**Problem requirements:**
Retype each entry below, keeping every character the same.

**Entries provided:**
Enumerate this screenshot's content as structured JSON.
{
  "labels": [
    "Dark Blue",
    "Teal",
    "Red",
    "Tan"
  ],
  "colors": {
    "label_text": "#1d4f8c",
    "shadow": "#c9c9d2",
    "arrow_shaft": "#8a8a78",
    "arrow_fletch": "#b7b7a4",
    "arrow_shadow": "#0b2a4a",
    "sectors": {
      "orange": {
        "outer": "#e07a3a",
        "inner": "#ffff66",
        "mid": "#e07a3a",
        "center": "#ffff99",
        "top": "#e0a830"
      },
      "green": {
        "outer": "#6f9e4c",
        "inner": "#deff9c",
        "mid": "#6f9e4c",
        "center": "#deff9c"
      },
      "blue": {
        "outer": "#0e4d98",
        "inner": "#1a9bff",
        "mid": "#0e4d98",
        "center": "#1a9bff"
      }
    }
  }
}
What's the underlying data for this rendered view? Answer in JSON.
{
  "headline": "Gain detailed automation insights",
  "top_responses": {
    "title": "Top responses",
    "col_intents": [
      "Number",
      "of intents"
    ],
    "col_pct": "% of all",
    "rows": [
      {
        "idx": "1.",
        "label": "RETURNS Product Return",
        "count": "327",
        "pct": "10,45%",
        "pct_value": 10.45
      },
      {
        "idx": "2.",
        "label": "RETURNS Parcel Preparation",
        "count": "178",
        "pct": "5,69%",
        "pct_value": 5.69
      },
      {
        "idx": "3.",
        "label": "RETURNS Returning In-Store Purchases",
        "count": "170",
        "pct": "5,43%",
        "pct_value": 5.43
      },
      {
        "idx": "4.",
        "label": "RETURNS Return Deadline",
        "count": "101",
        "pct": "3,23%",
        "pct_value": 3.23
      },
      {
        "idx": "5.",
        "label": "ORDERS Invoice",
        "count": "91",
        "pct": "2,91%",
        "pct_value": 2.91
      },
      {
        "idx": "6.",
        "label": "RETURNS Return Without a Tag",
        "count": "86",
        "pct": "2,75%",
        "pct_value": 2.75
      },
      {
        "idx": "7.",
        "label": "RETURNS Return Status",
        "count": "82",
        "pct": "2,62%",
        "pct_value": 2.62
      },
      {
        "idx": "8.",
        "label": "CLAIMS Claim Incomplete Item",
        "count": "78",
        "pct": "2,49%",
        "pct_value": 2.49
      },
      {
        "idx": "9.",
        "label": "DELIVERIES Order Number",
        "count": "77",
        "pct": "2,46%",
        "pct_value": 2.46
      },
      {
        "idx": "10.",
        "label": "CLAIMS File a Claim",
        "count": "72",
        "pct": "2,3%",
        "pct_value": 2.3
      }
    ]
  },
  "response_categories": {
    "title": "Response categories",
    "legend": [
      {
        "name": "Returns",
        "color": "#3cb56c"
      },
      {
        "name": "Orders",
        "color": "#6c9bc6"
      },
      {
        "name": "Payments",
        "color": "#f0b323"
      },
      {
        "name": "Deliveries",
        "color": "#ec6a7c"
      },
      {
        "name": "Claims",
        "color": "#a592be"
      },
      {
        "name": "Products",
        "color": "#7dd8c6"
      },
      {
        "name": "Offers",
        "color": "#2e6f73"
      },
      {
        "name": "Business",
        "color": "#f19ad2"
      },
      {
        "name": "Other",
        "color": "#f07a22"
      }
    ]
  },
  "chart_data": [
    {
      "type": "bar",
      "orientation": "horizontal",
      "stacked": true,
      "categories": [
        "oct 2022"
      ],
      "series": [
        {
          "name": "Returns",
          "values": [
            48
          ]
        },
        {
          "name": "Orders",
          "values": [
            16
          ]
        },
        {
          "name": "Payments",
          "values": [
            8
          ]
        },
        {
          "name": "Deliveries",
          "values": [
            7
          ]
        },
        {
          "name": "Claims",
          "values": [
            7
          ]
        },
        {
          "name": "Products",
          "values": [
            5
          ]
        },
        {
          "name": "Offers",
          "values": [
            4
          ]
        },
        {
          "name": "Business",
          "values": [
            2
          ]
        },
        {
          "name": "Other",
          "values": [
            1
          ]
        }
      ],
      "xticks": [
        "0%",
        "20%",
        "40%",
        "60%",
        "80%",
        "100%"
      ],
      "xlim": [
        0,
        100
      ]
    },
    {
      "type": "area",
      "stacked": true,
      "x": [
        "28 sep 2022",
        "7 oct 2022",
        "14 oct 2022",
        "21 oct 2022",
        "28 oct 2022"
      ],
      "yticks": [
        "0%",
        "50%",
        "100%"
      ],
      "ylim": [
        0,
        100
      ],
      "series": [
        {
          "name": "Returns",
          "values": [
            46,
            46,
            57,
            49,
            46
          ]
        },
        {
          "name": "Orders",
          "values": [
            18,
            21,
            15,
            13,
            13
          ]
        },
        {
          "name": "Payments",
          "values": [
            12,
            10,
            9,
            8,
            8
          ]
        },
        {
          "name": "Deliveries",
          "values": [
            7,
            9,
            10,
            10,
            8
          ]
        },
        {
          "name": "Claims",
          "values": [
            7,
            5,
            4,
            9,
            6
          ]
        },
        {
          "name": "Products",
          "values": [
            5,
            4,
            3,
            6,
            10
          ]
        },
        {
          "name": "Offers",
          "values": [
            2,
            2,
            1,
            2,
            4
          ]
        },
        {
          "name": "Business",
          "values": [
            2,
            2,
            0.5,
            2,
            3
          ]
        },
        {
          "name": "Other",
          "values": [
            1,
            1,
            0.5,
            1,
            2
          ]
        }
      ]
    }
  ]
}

**Correct response:**
Enumerate this screenshot's content as structured JSON.
{
  "labels": [
    "Dark Blue",
    "Teal",
    "Red",
    "Tan"
  ],
  "colors": {
    "label_text": "#1d4f8c",
    "shadow": "#c9c9d2",
    "arrow_shaft": "#8a8a78",
    "arrow_fletch": "#b7b7a4",
    "arrow_shadow": "#0b2a4a",
    "sectors": {
      "orange": {
        "outer": "#e07a3a",
        "inner": "#ffff66",
        "mid": "#e07a3a",
        "center": "#ffff99",
        "top": "#e0a830"
      },
      "green": {
        "outer": "#6f9e4c",
        "inner": "#deff9c",
        "mid": "#6f9e4c",
        "center": "#deff9c"
      },
      "blue": {
        "outer": "#0e4d98",
        "inner": "#1a9bff",
        "mid": "#0e4d98",
        "center": "#1a9bff"
      }
    }
  }
}
What's the underlying data for this rendered view? Answer in JSON.
{
  "headline": "Gain detailed automation insights",
  "top_responses": {
    "title": "Top responses",
    "col_intents": [
      "Number",
      "of intents"
    ],
    "col_pct": "% of all",
    "rows": [
      {
        "idx": "1.",
        "label": "RETURNS Product Return",
        "count": "327",
        "pct": "10,45%",
        "pct_value": 10.45
      },
      {
        "idx": "2.",
        "label": "RETURNS Parcel Preparation",
        "count": "178",
        "pct": "5,69%",
        "pct_value": 5.69
      },
      {
        "idx": "3.",
        "label": "RETURNS Returning In-Store Purchases",
        "count": "170",
        "pct": "5,43%",
        "pct_value": 5.43
      },
      {
        "idx": "4.",
        "label": "RETURNS Return Deadline",
        "count": "101",
        "pct": "3,23%",
        "pct_value": 3.23
      },
      {
        "idx": "5.",
        "label": "ORDERS Invoice",
        "count": "91",
        "pct": "2,91%",
        "pct_value": 2.91
      },
      {
        "idx": "6.",
        "label": "RETURNS Return Without a Tag",
        "count": "86",
        "pct": "2,75%",
        "pct_value": 2.75
      },
      {
        "idx": "7.",
        "label": "RETURNS Return Status",
        "count": "82",
        "pct": "2,62%",
        "pct_value": 2.62
      },
      {
        "idx": "8.",
        "label": "CLAIMS Claim Incomplete Item",
        "count": "78",
        "pct": "2,49%",
        "pct_value": 2.49
      },
      {
        "idx": "9.",
        "label": "DELIVERIES Order Number",
        "count": "77",
        "pct": "2,46%",
        "pct_value": 2.46
      },
      {
        "idx": "10.",
        "label": "CLAIMS File a Claim",
        "count": "72",
        "pct": "2,3%",
        "pct_value": 2.3
      }
    ]
  },
  "response_categories": {
    "title": "Response categories",
    "legend": [
      {
        "name": "Returns",
        "color": "#3cb56c"
      },
      {
        "name": "Orders",
        "color": "#6c9bc6"
      },
      {
        "name": "Payments",
        "color": "#f0b323"
      },
      {
        "name": "Deliveries",
        "color": "#ec6a7c"
      },
      {
        "name": "Claims",
        "color": "#a592be"
      },
      {
        "name": "Products",
        "color": "#7dd8c6"
      },
      {
        "name": "Offers",
        "color": "#2e6f73"
      },
      {
        "name": "Business",
        "color": "#f19ad2"
      },
      {
        "name": "Other",
        "color": "#f07a22"
      }
    ]
  },
  "chart_data": [
    {
      "type": "bar",
      "orientation": "horizontal",
      "stacked": true,
      "categories": [
        "oct 2022"
      ],
      "series": [
        {
          "name": "Returns",
          "values": [
            48
          ]
        },
        {
          "name": "Orders",
          "values": [
            16
          ]
        },
        {
          "name": "Payments",
          "values": [
            8
          ]
        },
        {
          "name": "Deliveries",
          "values": [
            7
          ]
        },
        {
          "name": "Claims",
          "values": [
            7
          ]
        },
        {
          "name": "Products",
          "values": [
            5
          ]
        },
        {
          "name": "Offers",
          "values": [
            4
          ]
        },
        {
          "name": "Business",
          "values": [
            2
          ]
        },
        {
          "name": "Other",
          "values": [
            1
          ]
        }
      ],
      "xticks": [
        "0%",
        "20%",
        "40%",
        "60%",
        "80%",
        "100%"
      ],
      "xlim": [
        0,
        100
      ]
    },
    {
      "type": "area",
      "stacked": true,
      "x": [
        "28 sep 2022",
        "7 oct 2022",
        "14 oct 2022",
        "21 oct 2022",
        "28 oct 2022"
      ],
      "yticks": [
        "0%",
        "50%",
        "100%"
      ],
      "ylim": [
        0,
        100
      ],
      "series": [
        {
          "name": "Returns",
          "values": [
            46,
            46,
            57,
            49,
            46
          ]
        },
        {
          "name": "Orders",
          "values": [
            18,
            21,
            15,
            13,
            13
          ]
        },
        {
          "name": "Payments",
          "values": [
            12,
            10,
            9,
            8,
            8
          ]
        },
        {
          "name": "Deliveries",
          "values": [
            7,
            9,
            10,
            10,
            8
          ]
        },
        {
          "name": "Claims",
          "values": [
            7,
            5,
            4,
            9,
            6
          ]
        },
        {
          "name": "Products",
          "values": [
            5,
            4,
            3,
            6,
            10
          ]
        },
        {
          "name": "Offers",
          "values": [
            2,
            2,
            1,
            2,
            4
          ]
        },
        {
          "name": "Business",
          "values": [
            2,
            2,
            0.5,
            2,
            3
          ]
        },
        {
          "name": "Other",
          "values": [
            1,
            1,
            0.5,
            1,
            2
          ]
        }
      ]
    }
  ]
}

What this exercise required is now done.